**Task set:**
1. In the forum thread, at what age does Sam say Sam really started writing?
2. Summarize the forum thread in two sentences.
3. Continue the forum thread from its last post.

** START Excerpt to read **

# Hello



## desertcry (Mar 10, 2008)

Hey Everyone.  I'm knew here.  To tell a little about myself, I like to write poetry, short stories, fiction novels, and even some fiction.  When it comes to novels I tend to write in the realm of suspense/mystery sometimes with a touch of science fiction and horror.  Some of my writing is religious in nature, but not overly.  I look forward to posting and reading your writings.

Nate


----------



## Sam (Mar 10, 2008)

Hello, and let me be the first to welcome you to writing forums. I'm glad to see you're taking an interest in writing at only thirteen! I didn't really start until I was nineteen. Anyway, take a look around at all the parts of the forum, be sure to take at least a small glance at the rules, and enjoy your time!

Sam.

** END Excerpt to read **
** START Supplied data **

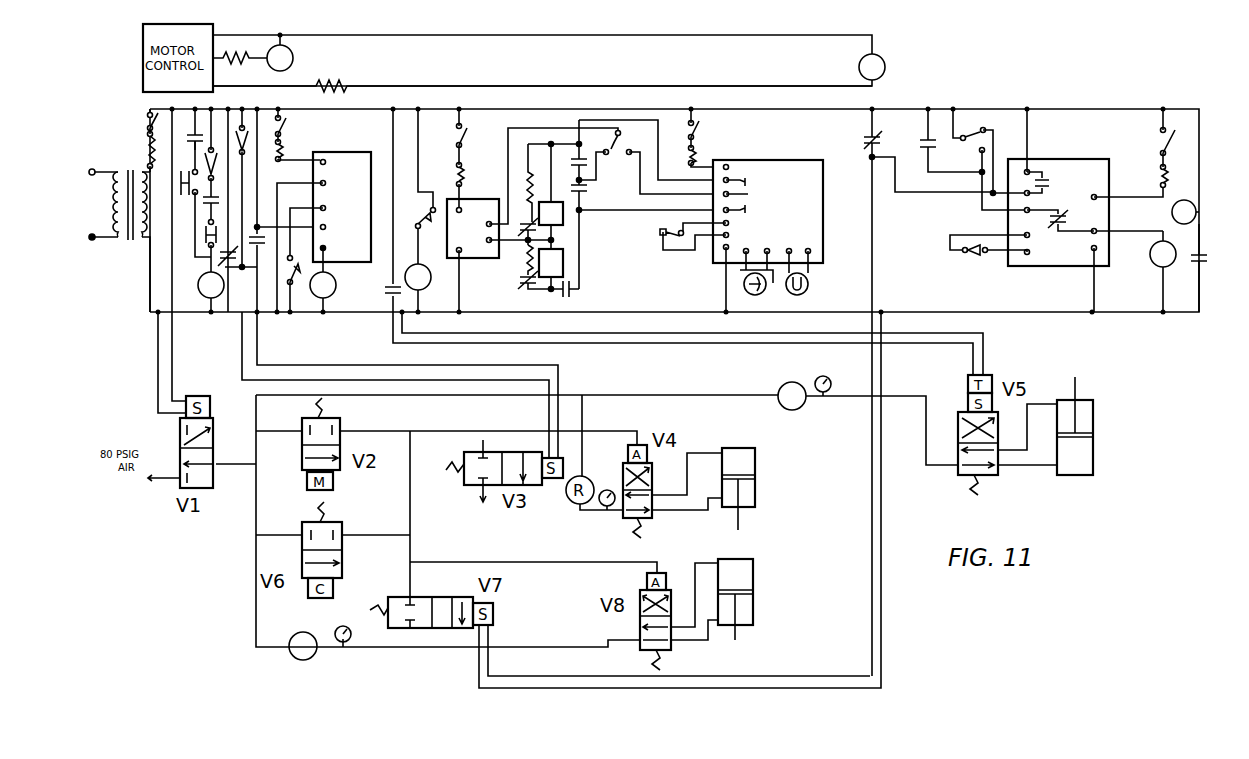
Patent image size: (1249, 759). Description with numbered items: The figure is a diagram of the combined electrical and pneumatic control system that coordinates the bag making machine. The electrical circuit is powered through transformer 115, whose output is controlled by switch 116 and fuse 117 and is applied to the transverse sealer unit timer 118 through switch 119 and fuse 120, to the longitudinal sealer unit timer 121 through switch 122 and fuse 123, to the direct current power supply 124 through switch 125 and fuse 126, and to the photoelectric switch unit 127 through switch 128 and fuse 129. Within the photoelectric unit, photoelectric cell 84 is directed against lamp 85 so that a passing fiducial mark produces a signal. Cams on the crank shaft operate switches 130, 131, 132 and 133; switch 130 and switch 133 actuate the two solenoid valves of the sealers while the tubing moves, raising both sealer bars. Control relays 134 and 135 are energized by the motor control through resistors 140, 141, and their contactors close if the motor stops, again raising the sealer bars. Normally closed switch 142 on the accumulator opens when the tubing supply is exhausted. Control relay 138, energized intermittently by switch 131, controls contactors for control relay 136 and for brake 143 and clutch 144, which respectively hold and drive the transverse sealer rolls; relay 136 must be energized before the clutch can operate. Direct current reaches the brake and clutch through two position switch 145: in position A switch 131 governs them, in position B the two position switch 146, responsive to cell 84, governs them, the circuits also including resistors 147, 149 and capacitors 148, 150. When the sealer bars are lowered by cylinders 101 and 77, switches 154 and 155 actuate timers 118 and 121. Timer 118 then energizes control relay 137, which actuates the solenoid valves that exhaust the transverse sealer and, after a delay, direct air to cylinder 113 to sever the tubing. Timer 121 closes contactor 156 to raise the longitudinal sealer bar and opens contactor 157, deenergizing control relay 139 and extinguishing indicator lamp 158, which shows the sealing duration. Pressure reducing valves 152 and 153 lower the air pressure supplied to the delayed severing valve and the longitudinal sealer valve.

The air piston-cylinder unit 77 is at (755, 574).
The photoelectric cell 84 is at (760, 294).
The lamp 85 is at (808, 288).
The piston-cylinder unit 101 is at (755, 468).
The air piston-cylinder unit 113 is at (1094, 456).
The transformer 115 is at (124, 240).
The switch 116 is at (147, 118).
The fuse 117 is at (146, 151).
The transverse sealer unit timer 118 is at (357, 269).
The switch 119 is at (284, 126).
The fuse 120 is at (286, 146).
The longitudinal sealer unit timer 121 is at (1166, 143).
The switch 122 is at (1160, 132).
The fuse 123 is at (1160, 186).
The direct current power supply 124 is at (476, 199).
The switch 125 is at (468, 137).
The fuse 126 is at (454, 188).
The photoelectric switch unit 127 is at (829, 197).
The switch 128 is at (696, 130).
The fuse 129 is at (692, 150).
The switch 130 is at (254, 178).
The switch 131 is at (428, 226).
The switch 132 is at (660, 238).
The switch 133 is at (987, 131).
The control relay 134 is at (293, 58).
The control relay 135 is at (885, 67).
The control relay 136 is at (208, 208).
The control relay 137 is at (260, 250).
The control relay 138 is at (425, 288).
The control relay 139 is at (920, 140).
The resistor 140 is at (178, 212).
The resistor 141 is at (350, 86).
The switch 142 is at (206, 199).
The brake 143 is at (551, 196).
The clutch 144 is at (551, 269).
The two position switch 145 is at (614, 158).
The two position switch 146 is at (753, 194).
The resistor 147 is at (553, 182).
The capacitor 148 is at (519, 236).
The resistor 149 is at (522, 262).
The capacitor 150 is at (520, 286).
The pressure reducing valve 152 is at (800, 406).
The pressure reducing valve 153 is at (316, 656).
The switch 154 is at (299, 297).
The switch 155 is at (966, 258).
The contactor 156 is at (1048, 186).
The contactor 157 is at (1057, 235).
The indicator lamp 158 is at (1199, 209).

** END Supplied data **

**Replies:**
1. Nineteen.

2. Nate, a new member, says he writes poetry, short stories, and fiction novels, mostly suspense or mystery with some science fiction and horror, and some of his writing is religious in nature. Sam welcomes him to the forum, praises his interest in writing at thirteen, and suggests he look around the forum, at least glance at the rules, and enjoy his time.

3.
----------



## Nickie (Mar 10, 2008)

Hi there, Nate, and welcome to the forum!


Nickie


----------



## ArlenOrobono (Mar 10, 2008)

Welcome to the forums!
I hope you enjoy your stay


----------



## rumpole40k (Mar 10, 2008)

Hi and welcome to the forums.


----------



## chimchimski (Mar 10, 2008)

Hello there, and welcome!

I look forward to reading your work as well.


----------



## Shinn (Mar 10, 2008)

Hey Nate and welcome. I too look forward to seeing your work.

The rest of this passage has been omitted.